* [Direction] Quote all of the data that follows exactly as written, skipping the images.

* * * * * * *

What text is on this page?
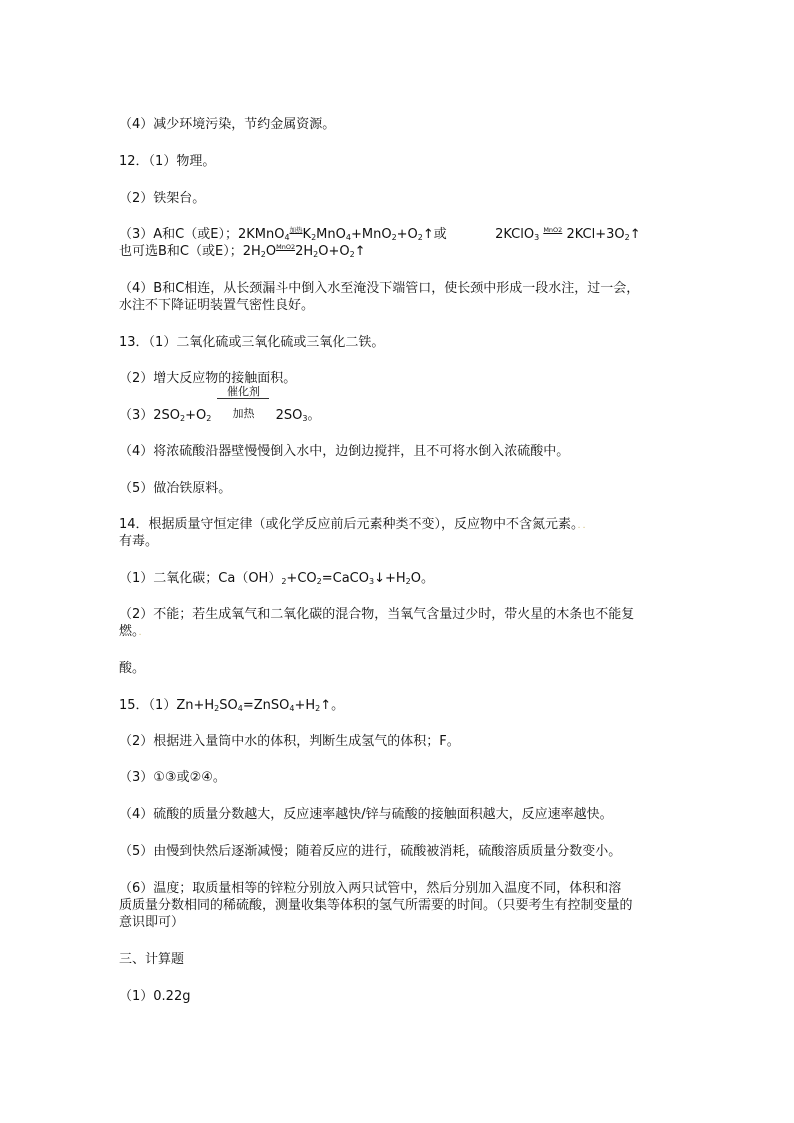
（4）减少环境污染，节约金属资源。
12．（1）物理。
（2）铁架台。
（3）A和C（或E）；$2KMnO_4^{加热}K_2MnO_4+MnO_2+O_2↑$或	2KClO$_3$ $^{MnO2}$ $2KCl+3O_2↑$
也可选B和C（或E）；$2H_2O^{MnO2}2H_2O+O_2↑$
（4）B和C相连，从长颈漏斗中倒入水至淹没下端管口，使长颈中形成一段水注，过一会，
水注不下降证明装置气密性良好。
13．（1）二氧化硫或三氧化硫或三氧化二铁。
（2）增大反应物的接触面积。
$(3)2SO_2+O_2$
催化剂
加热 $2SO_3$。
（4）将浓硫酸沿器壁慢慢倒入水中，边倒边搅拌，且不可将水倒入浓硫酸中。
（5）做冶铁原料。
14．根据质量守恒定律（或化学反应前后元素种类不变），反应物中不含氮元素。．．
有毒。
（1）二氧化碳；$Ca(OH)_2+CO_2=CaCO_3↓+H_2O$。
（2）不能；若生成氧气和二氧化碳的混合物，当氧气含量过少时，带火星的木条也不能复
燃。．
酸。
15．$(1)Zn+H_2SO_4=ZnSO_4+H_2↑$。
（2）根据进入量筒中水的体积，判断生成氢气的体积；F。
（3）①③或②④。
（4）硫酸的质量分数越大，反应速率越快/锌与硫酸的接触面积越大，反应速率越快。
（5）由慢到快然后逐渐减慢；随着反应的进行，硫酸被消耗，硫酸溶质质量分数变小。
（6）温度；取质量相等的锌粒分别放入两只试管中，然后分别加入温度不同，体积和溶
质质量分数相同的稀硫酸，测量收集等体积的氢气所需要的时间。（只要考生有控制变量的
意识即可）
三、计算题
（1）0.22g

* * * * * * *

* [Solution for this exercise]
What text is on this page?
（4）减少环境污染，节约金属资源。
12．（1）物理。
（2）铁架台。
（3）A和C（或E）；$2KMnO_4^{加热}K_2MnO_4+MnO_2+O_2↑$或	2KClO$_3$ $^{MnO2}$ $2KCl+3O_2↑$
也可选B和C（或E）；$2H_2O^{MnO2}2H_2O+O_2↑$
（4）B和C相连，从长颈漏斗中倒入水至淹没下端管口，使长颈中形成一段水注，过一会，
水注不下降证明装置气密性良好。
13．（1）二氧化硫或三氧化硫或三氧化二铁。
（2）增大反应物的接触面积。
$(3)2SO_2+O_2$
催化剂
加热 $2SO_3$。
（4）将浓硫酸沿器壁慢慢倒入水中，边倒边搅拌，且不可将水倒入浓硫酸中。
（5）做冶铁原料。
14．根据质量守恒定律（或化学反应前后元素种类不变），反应物中不含氮元素。．．
有毒。
（1）二氧化碳；$Ca(OH)_2+CO_2=CaCO_3↓+H_2O$。
（2）不能；若生成氧气和二氧化碳的混合物，当氧气含量过少时，带火星的木条也不能复
燃。．
酸。
15．$(1)Zn+H_2SO_4=ZnSO_4+H_2↑$。
（2）根据进入量筒中水的体积，判断生成氢气的体积；F。
（3）①③或②④。
（4）硫酸的质量分数越大，反应速率越快/锌与硫酸的接触面积越大，反应速率越快。
（5）由慢到快然后逐渐减慢；随着反应的进行，硫酸被消耗，硫酸溶质质量分数变小。
（6）温度；取质量相等的锌粒分别放入两只试管中，然后分别加入温度不同，体积和溶
质质量分数相同的稀硫酸，测量收集等体积的氢气所需要的时间。（只要考生有控制变量的
意识即可）
三、计算题
（1）0.22g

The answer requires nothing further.